*Short task:*
Output a single figure: the number of lines in which the word "that" appears.

*Dataset rows:*
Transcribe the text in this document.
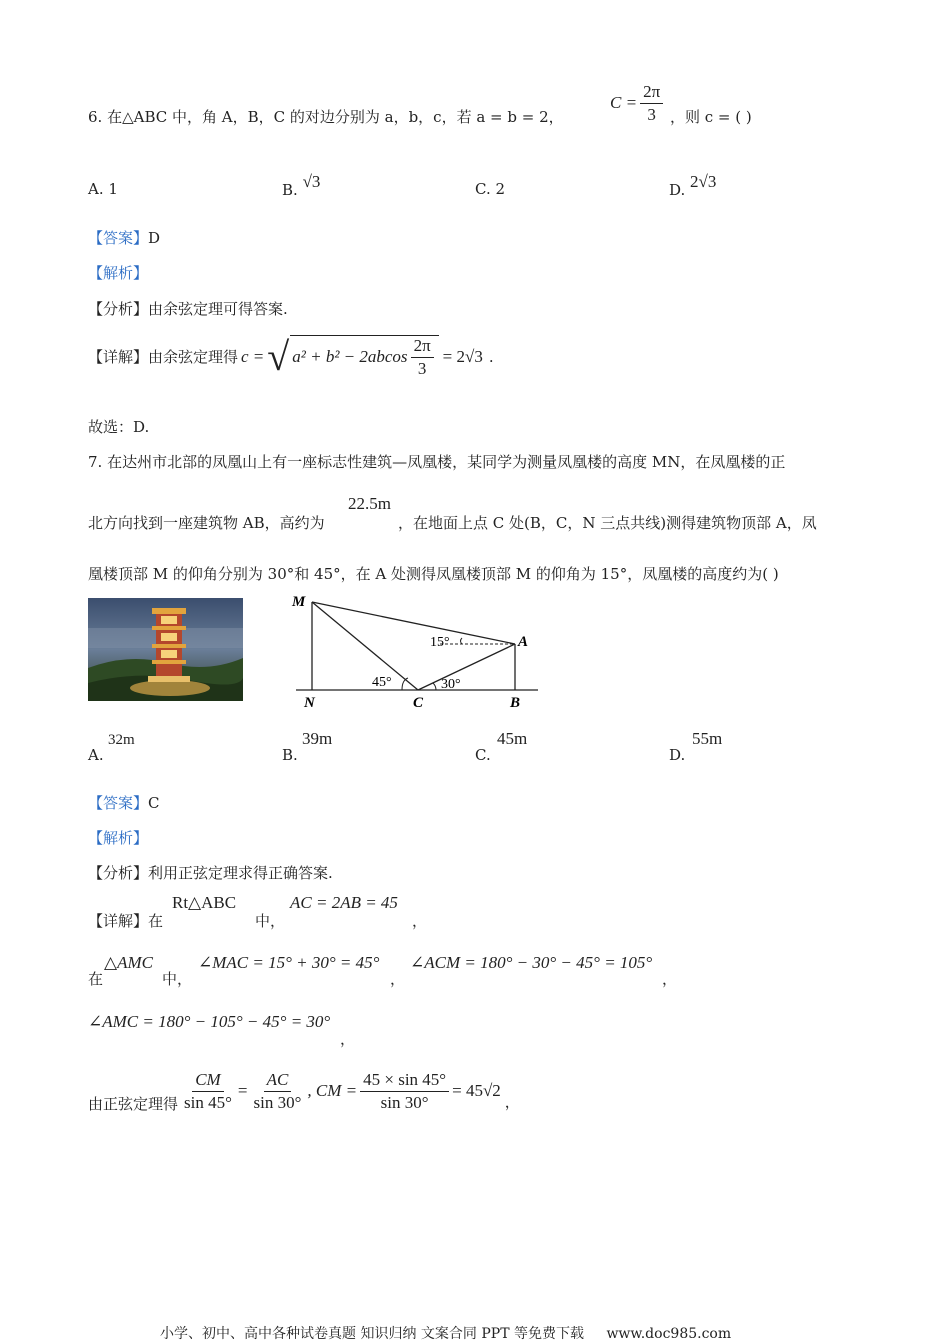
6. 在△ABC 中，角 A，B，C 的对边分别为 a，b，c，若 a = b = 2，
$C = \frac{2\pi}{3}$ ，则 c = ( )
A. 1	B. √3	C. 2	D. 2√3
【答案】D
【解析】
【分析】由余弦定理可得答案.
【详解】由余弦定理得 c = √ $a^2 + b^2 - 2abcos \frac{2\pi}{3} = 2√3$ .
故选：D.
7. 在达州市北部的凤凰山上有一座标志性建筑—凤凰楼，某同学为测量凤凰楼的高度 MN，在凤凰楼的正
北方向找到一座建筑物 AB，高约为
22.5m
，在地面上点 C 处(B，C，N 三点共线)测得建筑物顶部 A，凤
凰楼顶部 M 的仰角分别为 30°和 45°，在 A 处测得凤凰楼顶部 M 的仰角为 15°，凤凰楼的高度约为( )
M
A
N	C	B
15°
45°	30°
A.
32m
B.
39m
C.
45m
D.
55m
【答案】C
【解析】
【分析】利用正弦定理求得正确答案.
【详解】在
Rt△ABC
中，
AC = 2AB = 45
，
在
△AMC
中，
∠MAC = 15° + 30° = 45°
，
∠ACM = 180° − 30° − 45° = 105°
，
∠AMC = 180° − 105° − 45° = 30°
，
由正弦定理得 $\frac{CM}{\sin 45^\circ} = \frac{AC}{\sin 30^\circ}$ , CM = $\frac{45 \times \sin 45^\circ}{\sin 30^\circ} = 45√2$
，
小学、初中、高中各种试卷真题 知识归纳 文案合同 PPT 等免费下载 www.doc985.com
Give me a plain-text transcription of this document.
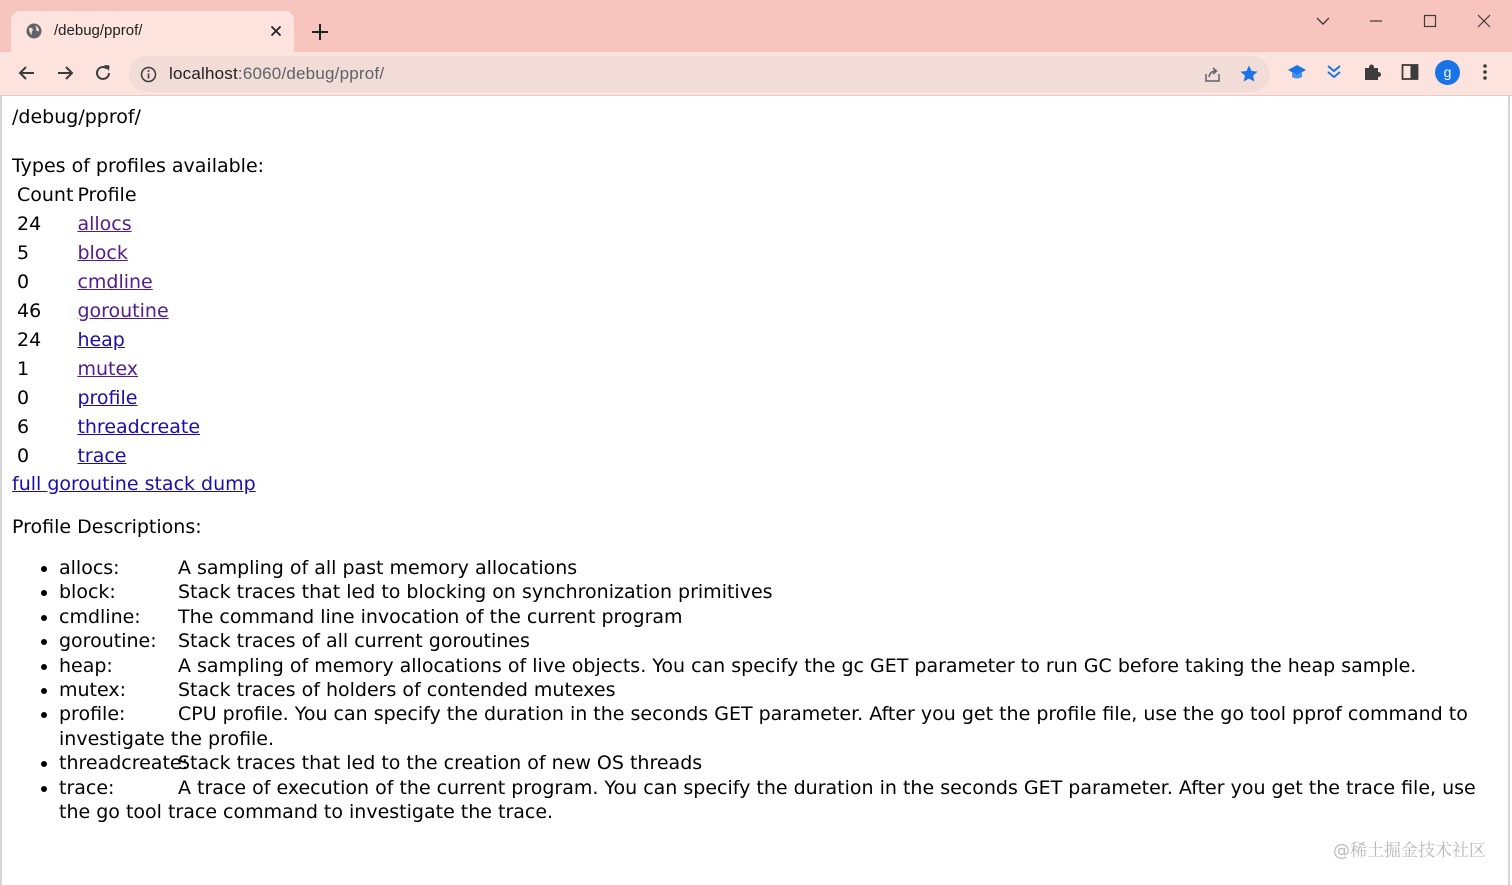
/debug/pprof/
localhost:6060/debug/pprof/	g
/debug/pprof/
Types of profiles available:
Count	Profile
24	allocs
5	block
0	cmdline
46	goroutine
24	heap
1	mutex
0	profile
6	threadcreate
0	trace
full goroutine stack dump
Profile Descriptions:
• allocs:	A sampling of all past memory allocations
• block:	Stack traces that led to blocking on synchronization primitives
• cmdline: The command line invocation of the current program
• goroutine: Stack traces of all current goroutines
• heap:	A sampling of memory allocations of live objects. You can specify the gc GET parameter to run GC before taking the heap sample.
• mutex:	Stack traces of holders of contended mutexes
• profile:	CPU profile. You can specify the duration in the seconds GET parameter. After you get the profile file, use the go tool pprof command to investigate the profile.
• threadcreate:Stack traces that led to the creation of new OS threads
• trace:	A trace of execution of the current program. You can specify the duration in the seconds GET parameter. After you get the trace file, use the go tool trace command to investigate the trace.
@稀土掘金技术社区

*Solution for this exercise:*
2